### READING PASSAGE
▬▬▬

# Recommender Systems I — The What and How

Lecture 12 (7 October 2019)

$\DeclareMathOperator*{\argmin}{argmin} % thanks, wikipedia!$

# Recommender systems

“You may also like”, “Customers also bought”, feeds in social media, …

Generically, two stages:

• Predict some outcome for user / item interactions
• Ratings (a la Netflix)
• Purchases
• Clicks
• “Engagement”
• Maximize the prediction
• Don’t bother telling people what they won’t like
• (Usually)
• Subtle issues with treatment effects which we’ll get to next time

# Very simple (dumb) baselines

• The best-seller / most-popular list
• Prediction is implicit: everyone’s pretty much like everyone one else, use average ratings
• We’ve been doing this for at least 100 years
• Good experimental evidence that it really does alter what (some) people do (Salganik, Dodds, and Watts 2006; Salganik and Watts 2008)
• Co-purchases, association lists
• Not much user modeling
• Problems of really common items
• (For a while, Amazon recommended Harry Potter books to everyone after everything)
• Also problems for really rare items
• (For a while, I was almost certainly the only person to have bought a certain math book on Amazon)
• (You can imagine your own privacy-destroying nightmare here)

# Two immediate baselines, which we’ve seen

• Nearest neighbors
• Content-based
• Item-based
• Factor models / matrix factorization

# Nearest neighbors: content-based

• Represent each item as a $$p$$-dimensional feature vector
• Take the items user $$i$$ has liked
• Treat the user as a query:
• Find the average item vector for user $$i$$
• What are the items closest to that average?

▬▬▬

### MATERIAL SUPPLIED

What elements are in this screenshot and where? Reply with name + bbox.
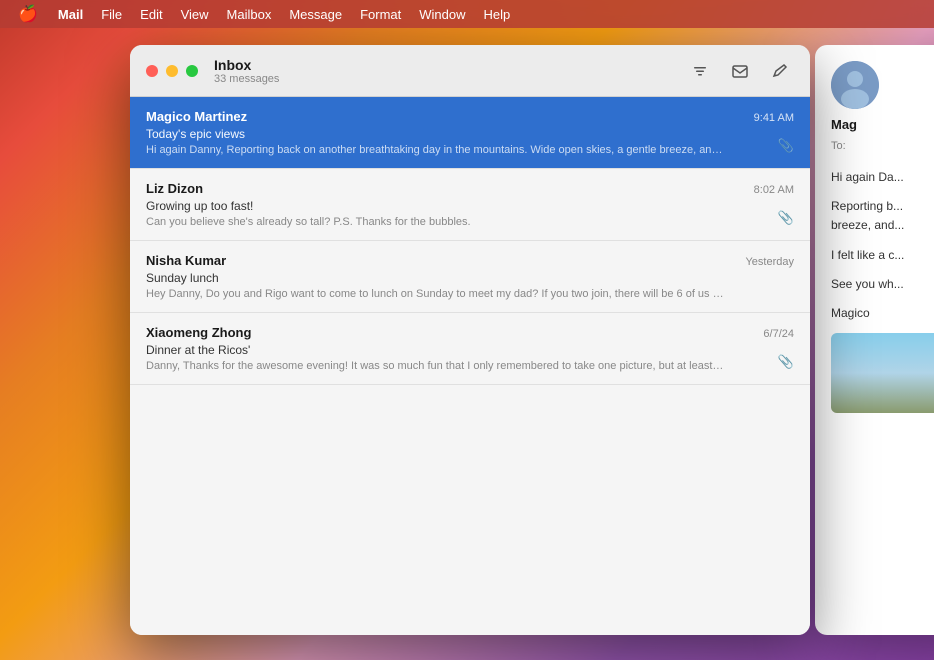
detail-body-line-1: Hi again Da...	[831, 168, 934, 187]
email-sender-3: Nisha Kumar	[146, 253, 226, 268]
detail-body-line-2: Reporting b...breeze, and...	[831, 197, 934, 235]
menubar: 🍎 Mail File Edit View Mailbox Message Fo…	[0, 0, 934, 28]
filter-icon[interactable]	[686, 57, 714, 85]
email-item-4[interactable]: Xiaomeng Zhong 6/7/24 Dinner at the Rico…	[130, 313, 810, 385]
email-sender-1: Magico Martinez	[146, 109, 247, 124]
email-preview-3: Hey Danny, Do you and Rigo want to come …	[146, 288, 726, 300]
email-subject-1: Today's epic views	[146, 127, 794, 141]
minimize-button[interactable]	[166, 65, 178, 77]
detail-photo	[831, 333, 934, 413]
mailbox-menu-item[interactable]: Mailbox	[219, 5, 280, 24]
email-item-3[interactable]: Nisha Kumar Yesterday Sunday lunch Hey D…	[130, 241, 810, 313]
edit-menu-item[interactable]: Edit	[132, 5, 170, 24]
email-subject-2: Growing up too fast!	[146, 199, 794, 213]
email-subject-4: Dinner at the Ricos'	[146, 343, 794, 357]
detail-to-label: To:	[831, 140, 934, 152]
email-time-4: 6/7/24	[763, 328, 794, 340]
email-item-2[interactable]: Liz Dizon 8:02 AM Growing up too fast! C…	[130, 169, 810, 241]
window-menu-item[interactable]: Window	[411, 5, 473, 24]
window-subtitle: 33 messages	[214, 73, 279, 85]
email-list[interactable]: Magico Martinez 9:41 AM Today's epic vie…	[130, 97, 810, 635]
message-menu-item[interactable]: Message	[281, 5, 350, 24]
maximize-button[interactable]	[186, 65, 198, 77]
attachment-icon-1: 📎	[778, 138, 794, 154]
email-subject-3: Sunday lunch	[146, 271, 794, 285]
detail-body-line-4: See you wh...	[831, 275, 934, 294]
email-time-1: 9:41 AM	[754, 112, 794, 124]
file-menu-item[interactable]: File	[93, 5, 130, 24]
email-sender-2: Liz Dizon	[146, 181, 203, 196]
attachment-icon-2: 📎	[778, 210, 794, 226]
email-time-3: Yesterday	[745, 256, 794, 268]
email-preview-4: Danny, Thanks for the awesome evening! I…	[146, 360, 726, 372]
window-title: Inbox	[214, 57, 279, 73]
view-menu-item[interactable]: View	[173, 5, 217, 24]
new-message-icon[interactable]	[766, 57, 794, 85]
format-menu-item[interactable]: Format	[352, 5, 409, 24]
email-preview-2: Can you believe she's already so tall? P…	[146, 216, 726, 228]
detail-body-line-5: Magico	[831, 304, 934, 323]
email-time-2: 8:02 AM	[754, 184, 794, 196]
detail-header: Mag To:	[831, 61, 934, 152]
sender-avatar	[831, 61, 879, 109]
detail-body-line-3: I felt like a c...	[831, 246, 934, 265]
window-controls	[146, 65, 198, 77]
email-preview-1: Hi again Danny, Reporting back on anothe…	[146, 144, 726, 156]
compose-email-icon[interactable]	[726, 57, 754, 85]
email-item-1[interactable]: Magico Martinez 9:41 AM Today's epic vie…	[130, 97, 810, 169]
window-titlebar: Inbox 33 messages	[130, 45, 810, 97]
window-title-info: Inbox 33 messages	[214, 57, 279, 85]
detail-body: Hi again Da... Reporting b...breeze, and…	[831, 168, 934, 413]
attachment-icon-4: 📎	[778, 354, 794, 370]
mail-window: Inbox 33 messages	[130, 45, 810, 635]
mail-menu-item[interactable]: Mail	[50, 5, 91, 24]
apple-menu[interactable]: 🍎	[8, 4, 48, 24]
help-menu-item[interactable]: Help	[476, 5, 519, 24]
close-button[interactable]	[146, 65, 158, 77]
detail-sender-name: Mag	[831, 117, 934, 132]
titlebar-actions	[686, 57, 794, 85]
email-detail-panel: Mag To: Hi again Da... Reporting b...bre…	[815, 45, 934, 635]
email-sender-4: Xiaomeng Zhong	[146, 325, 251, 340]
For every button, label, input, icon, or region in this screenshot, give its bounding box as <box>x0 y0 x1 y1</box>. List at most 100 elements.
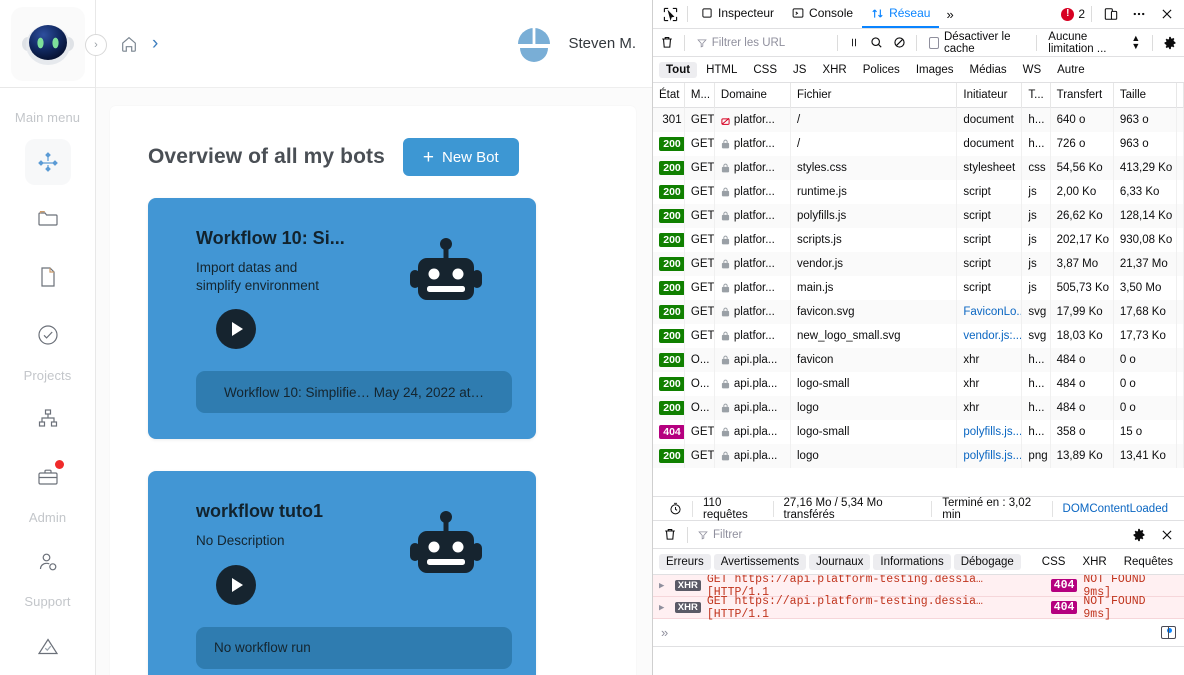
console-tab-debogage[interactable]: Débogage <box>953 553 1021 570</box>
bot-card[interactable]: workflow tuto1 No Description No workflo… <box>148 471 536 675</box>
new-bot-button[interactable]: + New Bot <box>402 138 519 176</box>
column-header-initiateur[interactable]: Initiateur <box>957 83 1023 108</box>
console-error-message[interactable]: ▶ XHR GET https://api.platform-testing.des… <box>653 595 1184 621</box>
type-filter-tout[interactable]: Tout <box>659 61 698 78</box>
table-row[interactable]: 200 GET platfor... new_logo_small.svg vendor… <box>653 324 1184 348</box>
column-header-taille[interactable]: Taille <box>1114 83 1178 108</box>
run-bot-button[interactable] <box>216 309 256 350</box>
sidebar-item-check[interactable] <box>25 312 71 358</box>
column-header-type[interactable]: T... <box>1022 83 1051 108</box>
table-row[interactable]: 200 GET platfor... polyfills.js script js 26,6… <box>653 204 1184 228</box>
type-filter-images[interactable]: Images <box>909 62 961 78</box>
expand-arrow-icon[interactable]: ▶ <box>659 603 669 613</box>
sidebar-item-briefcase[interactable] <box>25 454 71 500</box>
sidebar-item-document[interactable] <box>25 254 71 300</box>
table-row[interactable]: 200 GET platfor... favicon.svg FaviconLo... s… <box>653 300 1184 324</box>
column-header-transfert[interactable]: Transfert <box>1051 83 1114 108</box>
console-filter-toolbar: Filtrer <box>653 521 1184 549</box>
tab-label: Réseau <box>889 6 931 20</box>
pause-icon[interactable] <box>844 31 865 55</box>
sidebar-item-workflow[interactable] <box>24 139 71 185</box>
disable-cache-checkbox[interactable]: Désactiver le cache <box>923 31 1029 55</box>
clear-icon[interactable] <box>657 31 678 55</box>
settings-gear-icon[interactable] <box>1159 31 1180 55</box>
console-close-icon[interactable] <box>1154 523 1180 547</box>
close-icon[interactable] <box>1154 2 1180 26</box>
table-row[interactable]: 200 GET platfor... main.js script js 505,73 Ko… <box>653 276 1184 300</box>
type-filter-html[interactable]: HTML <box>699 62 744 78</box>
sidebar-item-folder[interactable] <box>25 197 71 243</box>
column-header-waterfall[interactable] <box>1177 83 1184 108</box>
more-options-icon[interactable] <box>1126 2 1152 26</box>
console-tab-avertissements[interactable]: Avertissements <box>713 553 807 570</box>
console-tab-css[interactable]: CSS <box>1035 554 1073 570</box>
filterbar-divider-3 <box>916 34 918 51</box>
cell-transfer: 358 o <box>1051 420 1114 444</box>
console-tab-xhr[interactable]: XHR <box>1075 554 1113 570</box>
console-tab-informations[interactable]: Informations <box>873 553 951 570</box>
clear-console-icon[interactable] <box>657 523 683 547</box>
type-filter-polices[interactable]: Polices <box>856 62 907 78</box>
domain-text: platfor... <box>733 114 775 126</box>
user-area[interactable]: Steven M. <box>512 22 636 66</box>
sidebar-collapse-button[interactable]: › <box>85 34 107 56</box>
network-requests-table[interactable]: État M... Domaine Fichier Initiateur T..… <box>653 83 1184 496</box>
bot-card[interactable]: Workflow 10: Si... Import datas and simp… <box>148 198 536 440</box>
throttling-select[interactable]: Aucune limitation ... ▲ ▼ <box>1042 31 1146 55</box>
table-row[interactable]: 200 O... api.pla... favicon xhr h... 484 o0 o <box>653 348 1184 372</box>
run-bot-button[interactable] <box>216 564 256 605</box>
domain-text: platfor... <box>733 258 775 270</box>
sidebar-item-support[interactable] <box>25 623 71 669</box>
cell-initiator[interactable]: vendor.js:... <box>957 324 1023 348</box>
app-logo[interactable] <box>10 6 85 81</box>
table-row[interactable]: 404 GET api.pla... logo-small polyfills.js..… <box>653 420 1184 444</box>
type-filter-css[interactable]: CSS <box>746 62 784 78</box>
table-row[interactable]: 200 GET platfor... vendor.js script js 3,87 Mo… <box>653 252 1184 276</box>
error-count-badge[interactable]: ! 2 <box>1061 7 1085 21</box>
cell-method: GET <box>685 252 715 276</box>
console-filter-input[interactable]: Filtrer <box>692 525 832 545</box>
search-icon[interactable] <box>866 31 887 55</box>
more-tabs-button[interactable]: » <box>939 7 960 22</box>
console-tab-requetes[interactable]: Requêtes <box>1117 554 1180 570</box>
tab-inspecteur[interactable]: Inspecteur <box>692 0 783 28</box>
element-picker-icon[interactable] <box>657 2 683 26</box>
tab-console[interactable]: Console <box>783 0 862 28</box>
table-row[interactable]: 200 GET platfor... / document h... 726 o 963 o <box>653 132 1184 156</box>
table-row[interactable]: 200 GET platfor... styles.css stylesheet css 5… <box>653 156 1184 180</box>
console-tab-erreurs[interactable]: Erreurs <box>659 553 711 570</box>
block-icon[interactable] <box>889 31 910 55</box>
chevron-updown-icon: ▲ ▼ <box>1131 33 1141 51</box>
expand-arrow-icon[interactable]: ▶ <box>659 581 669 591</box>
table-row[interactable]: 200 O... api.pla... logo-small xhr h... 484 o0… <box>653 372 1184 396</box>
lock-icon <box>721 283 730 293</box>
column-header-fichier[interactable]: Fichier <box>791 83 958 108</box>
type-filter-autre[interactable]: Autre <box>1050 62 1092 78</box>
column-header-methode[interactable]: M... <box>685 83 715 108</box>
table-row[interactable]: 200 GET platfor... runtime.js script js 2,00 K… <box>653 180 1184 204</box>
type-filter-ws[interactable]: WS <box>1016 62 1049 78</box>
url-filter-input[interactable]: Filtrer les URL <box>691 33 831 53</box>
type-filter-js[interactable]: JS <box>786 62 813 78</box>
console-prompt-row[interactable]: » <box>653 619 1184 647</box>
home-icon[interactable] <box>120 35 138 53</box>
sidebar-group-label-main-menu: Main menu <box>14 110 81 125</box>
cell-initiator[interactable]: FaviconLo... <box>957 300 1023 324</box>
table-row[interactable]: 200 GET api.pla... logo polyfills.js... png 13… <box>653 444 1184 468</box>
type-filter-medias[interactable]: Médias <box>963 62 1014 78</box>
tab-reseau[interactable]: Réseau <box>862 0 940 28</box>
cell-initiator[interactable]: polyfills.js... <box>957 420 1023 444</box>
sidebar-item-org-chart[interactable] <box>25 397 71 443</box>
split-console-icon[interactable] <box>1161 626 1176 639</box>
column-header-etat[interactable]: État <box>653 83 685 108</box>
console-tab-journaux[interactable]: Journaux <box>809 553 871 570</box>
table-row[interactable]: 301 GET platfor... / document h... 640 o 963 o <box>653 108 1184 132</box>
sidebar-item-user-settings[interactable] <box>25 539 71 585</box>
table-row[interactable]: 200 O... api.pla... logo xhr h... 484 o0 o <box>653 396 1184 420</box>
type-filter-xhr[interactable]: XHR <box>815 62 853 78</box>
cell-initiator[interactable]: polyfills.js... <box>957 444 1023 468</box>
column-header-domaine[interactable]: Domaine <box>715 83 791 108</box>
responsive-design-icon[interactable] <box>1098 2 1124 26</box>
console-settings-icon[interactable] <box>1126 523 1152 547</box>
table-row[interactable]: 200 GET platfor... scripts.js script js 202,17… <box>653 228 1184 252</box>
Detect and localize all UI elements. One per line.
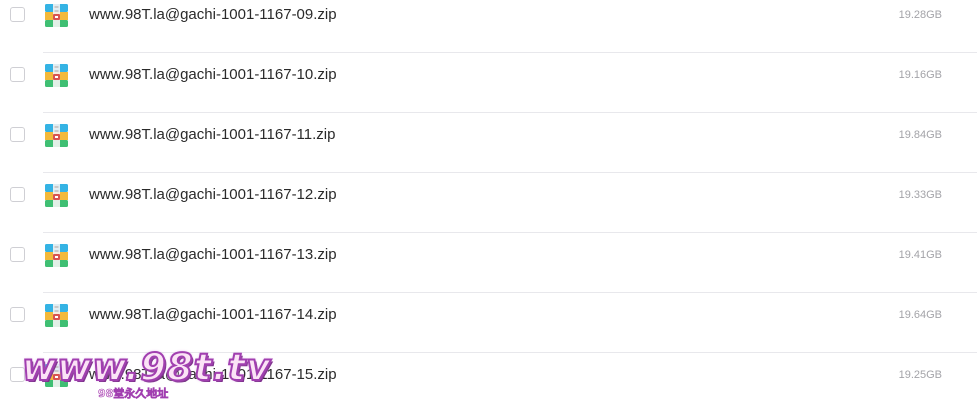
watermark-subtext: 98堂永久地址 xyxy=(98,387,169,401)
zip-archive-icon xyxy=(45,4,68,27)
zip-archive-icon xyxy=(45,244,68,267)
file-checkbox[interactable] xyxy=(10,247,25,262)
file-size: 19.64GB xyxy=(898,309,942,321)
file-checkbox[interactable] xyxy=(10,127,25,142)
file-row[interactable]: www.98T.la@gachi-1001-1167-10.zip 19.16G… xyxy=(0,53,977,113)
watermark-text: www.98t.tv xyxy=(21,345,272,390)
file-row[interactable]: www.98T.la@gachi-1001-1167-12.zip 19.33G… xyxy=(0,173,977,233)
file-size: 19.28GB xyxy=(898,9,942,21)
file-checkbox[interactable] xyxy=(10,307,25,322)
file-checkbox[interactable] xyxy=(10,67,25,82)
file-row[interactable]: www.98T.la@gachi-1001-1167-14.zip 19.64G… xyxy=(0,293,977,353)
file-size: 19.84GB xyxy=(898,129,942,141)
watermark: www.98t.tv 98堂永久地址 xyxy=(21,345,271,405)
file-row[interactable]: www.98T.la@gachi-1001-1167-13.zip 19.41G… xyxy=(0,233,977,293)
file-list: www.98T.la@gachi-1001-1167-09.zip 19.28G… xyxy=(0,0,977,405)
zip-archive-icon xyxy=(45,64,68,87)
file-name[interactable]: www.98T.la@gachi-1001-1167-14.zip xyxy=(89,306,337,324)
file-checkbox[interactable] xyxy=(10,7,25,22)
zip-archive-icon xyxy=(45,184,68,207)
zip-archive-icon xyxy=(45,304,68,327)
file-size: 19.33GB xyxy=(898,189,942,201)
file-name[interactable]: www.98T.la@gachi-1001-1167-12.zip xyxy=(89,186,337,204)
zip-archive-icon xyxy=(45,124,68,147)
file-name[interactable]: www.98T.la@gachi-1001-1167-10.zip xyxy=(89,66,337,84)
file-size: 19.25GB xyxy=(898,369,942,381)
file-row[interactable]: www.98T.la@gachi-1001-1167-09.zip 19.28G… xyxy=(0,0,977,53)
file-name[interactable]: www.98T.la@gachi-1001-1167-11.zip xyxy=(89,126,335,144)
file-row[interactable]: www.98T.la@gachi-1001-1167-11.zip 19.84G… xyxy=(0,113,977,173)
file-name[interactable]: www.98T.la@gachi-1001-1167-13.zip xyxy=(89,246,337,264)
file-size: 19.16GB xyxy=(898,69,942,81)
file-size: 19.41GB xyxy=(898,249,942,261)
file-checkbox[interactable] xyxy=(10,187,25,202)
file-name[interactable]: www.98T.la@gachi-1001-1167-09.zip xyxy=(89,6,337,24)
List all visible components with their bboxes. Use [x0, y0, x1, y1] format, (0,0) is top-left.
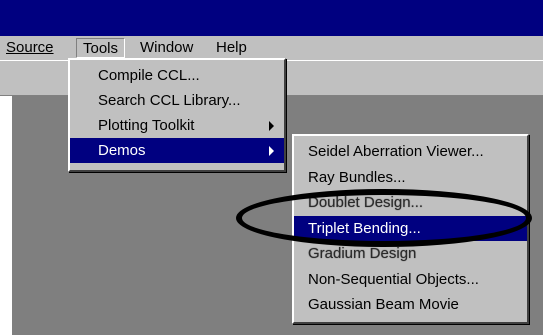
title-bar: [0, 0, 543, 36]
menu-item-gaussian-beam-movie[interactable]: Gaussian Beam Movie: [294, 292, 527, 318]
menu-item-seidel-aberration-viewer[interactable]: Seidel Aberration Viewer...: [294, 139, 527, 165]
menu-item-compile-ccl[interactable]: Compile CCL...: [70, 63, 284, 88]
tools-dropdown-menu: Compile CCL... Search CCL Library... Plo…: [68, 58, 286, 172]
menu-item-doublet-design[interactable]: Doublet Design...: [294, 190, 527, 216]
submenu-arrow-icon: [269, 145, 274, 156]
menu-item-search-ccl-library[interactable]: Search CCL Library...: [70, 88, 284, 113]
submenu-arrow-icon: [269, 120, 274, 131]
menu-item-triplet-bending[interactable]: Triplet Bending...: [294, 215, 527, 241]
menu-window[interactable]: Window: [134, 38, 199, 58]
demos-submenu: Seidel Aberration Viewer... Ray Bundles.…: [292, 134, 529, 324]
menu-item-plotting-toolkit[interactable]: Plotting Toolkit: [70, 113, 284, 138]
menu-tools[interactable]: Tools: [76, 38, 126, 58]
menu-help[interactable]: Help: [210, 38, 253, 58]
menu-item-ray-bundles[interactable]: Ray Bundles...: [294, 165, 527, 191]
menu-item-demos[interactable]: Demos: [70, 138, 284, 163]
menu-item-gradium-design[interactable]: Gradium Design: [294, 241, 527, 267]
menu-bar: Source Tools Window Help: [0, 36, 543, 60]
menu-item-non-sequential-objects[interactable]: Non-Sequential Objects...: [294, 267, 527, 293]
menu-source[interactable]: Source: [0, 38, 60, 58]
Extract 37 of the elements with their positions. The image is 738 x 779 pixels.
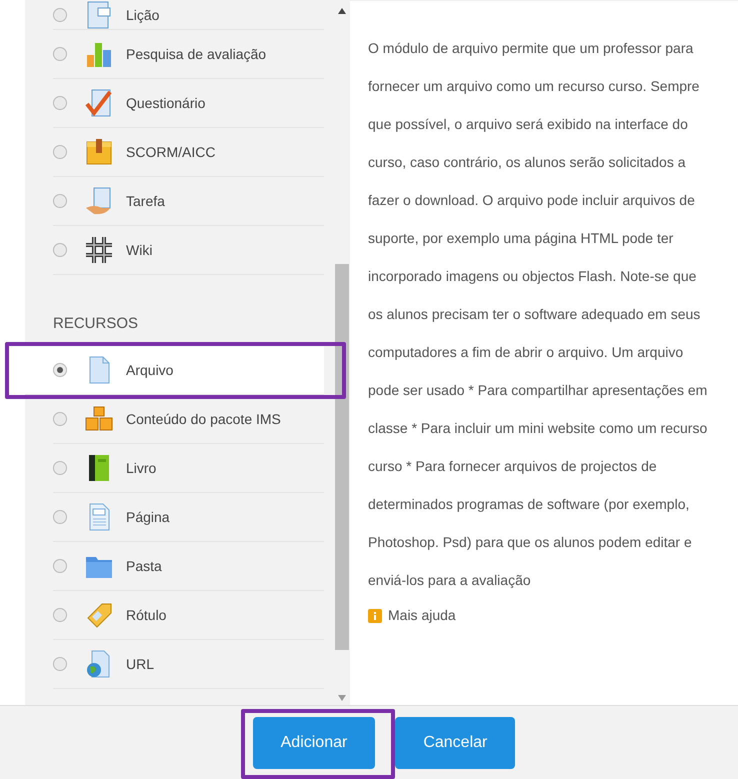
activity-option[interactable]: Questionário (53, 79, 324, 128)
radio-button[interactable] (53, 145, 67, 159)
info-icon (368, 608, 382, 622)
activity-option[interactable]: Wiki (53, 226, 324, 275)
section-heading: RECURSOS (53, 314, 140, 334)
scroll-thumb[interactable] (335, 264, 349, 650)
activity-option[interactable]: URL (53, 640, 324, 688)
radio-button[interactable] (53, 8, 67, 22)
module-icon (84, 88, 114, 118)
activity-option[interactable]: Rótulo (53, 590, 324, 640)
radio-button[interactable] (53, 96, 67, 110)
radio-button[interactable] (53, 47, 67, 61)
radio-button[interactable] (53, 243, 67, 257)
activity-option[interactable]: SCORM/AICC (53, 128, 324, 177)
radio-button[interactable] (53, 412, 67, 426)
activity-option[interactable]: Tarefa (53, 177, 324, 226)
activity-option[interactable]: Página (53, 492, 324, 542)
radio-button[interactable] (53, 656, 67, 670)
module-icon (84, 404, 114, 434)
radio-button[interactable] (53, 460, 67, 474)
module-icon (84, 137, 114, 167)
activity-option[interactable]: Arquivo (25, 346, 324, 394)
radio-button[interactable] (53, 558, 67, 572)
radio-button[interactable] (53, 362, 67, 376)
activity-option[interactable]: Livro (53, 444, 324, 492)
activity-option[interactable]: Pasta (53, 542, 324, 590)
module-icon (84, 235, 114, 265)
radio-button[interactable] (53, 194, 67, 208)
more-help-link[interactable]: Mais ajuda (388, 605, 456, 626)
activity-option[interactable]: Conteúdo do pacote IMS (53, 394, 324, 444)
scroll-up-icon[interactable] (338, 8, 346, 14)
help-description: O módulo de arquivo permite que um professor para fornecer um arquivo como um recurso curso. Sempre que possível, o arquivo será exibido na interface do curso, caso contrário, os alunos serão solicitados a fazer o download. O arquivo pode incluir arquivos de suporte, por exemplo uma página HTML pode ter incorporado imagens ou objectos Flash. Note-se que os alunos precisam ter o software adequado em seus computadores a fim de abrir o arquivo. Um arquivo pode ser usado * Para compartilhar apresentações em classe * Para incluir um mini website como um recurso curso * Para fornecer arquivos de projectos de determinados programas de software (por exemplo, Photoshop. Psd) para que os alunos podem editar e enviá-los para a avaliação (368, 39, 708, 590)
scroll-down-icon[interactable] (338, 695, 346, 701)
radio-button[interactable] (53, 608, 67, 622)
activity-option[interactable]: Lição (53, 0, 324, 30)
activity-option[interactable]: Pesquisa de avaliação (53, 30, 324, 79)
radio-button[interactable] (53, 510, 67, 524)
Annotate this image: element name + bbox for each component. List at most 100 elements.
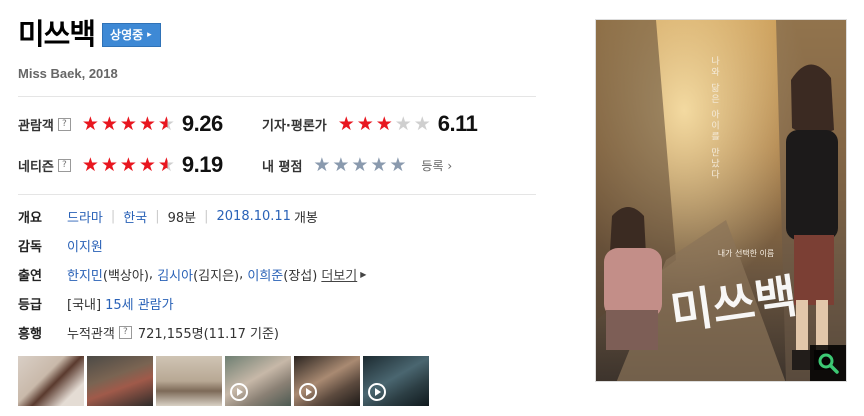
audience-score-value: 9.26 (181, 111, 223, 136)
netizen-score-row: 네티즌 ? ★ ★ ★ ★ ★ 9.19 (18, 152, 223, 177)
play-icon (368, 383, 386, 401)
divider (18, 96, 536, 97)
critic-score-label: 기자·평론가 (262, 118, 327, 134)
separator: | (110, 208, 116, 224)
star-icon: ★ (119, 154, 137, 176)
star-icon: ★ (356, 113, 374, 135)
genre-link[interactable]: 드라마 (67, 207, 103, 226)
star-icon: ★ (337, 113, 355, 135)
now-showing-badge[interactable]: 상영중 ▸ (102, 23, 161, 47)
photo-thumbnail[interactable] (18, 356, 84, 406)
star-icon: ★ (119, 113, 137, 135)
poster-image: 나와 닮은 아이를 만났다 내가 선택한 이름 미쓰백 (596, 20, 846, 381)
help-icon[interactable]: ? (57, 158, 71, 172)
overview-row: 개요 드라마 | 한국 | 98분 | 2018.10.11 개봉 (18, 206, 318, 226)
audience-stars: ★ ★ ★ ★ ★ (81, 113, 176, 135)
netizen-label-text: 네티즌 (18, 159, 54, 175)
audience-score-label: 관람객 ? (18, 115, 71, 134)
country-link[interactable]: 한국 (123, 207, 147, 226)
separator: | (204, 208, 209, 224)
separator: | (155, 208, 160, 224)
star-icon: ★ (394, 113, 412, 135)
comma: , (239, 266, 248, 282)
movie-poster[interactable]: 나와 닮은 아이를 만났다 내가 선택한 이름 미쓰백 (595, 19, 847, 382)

▬▬▬

### WHAT TO DO
A. Rewrite the recommender systems lecture notes from "# Very simple" to "and Watts 2008)", putting "median ratings" in place of "average ratings".
B. Extend the recommender systems lecture notes past their final line.

### ANSWERS FOR THE TASKS
A.
# Very simple (dumb) baselines

• The best-seller / most-popular list
• Prediction is implicit: everyone’s pretty much like everyone one else, use median ratings
• We’ve been doing this for at least 100 years
• Good experimental evidence that it really does alter what (some) people do (Salganik, Dodds, and Watts 2006; Salganik and Watts 2008)

B.
• Refinements:
• Find nearest neighbors for each liked item, prioritize anything that’s a match to multiple items
• Use dis-likes to filter
• Do a more general regression of ratings on features
• Drawback: need features on the items which track what users care about

# Nearest neighbors: item-based

• Items are features
• For user $$i$$ and potential item $$k$$, in principle we use all other users $$j$$ and all other items $$l$$ to predict $$x_{ik}$$
• With a few million users and ten thousand features, want don’t want this to be $$O(np^2)$$
• All our tricks from last time for fast NN
• More hashing tricks to quickly find the users with more ratings in common with user $$i$$
• Only make predictions for items highly similar to items $$i$$ has already rated
• Items are similar when they get similar ratings from different users (i.e., users are features for items)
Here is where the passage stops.